Stored records
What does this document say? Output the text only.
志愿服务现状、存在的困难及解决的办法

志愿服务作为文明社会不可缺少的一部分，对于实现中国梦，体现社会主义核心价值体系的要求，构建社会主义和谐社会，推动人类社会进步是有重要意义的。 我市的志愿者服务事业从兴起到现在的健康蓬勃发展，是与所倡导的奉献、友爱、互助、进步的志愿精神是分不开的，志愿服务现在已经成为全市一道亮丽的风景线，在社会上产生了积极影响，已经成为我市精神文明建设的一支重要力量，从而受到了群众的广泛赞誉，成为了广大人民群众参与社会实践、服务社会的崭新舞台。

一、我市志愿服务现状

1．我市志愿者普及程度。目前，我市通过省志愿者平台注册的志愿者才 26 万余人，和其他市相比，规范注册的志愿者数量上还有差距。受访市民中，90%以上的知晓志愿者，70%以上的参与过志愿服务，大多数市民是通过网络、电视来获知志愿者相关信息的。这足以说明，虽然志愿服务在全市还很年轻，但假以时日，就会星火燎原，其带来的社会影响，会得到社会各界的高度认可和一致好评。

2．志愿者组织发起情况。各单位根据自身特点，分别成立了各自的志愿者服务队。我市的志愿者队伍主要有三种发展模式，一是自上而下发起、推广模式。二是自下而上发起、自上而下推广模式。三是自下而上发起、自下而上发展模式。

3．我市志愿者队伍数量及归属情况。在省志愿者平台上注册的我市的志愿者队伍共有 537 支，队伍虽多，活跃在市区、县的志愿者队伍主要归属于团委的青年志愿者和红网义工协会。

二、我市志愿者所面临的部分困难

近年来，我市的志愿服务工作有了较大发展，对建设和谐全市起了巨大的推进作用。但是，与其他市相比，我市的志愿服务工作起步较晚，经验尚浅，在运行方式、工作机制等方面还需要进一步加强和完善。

What you will do: Write every record out again, unaltered.

Final result:
What does this document say? Output the text only.
志愿服务现状、存在的困难及解决的办法

志愿服务作为文明社会不可缺少的一部分，对于实现中国梦，体现社会主义核心价值体系的要求，构建社会主义和谐社会，推动人类社会进步是有重要意义的。 我市的志愿者服务事业从兴起到现在的健康蓬勃发展，是与所倡导的奉献、友爱、互助、进步的志愿精神是分不开的，志愿服务现在已经成为全市一道亮丽的风景线，在社会上产生了积极影响，已经成为我市精神文明建设的一支重要力量，从而受到了群众的广泛赞誉，成为了广大人民群众参与社会实践、服务社会的崭新舞台。

一、我市志愿服务现状

1．我市志愿者普及程度。目前，我市通过省志愿者平台注册的志愿者才 26 万余人，和其他市相比，规范注册的志愿者数量上还有差距。受访市民中，90%以上的知晓志愿者，70%以上的参与过志愿服务，大多数市民是通过网络、电视来获知志愿者相关信息的。这足以说明，虽然志愿服务在全市还很年轻，但假以时日，就会星火燎原，其带来的社会影响，会得到社会各界的高度认可和一致好评。

2．志愿者组织发起情况。各单位根据自身特点，分别成立了各自的志愿者服务队。我市的志愿者队伍主要有三种发展模式，一是自上而下发起、推广模式。二是自下而上发起、自上而下推广模式。三是自下而上发起、自下而上发展模式。

3．我市志愿者队伍数量及归属情况。在省志愿者平台上注册的我市的志愿者队伍共有 537 支，队伍虽多，活跃在市区、县的志愿者队伍主要归属于团委的青年志愿者和红网义工协会。

二、我市志愿者所面临的部分困难

近年来，我市的志愿服务工作有了较大发展，对建设和谐全市起了巨大的推进作用。但是，与其他市相比，我市的志愿服务工作起步较晚，经验尚浅，在运行方式、工作机制等方面还需要进一步加强和完善。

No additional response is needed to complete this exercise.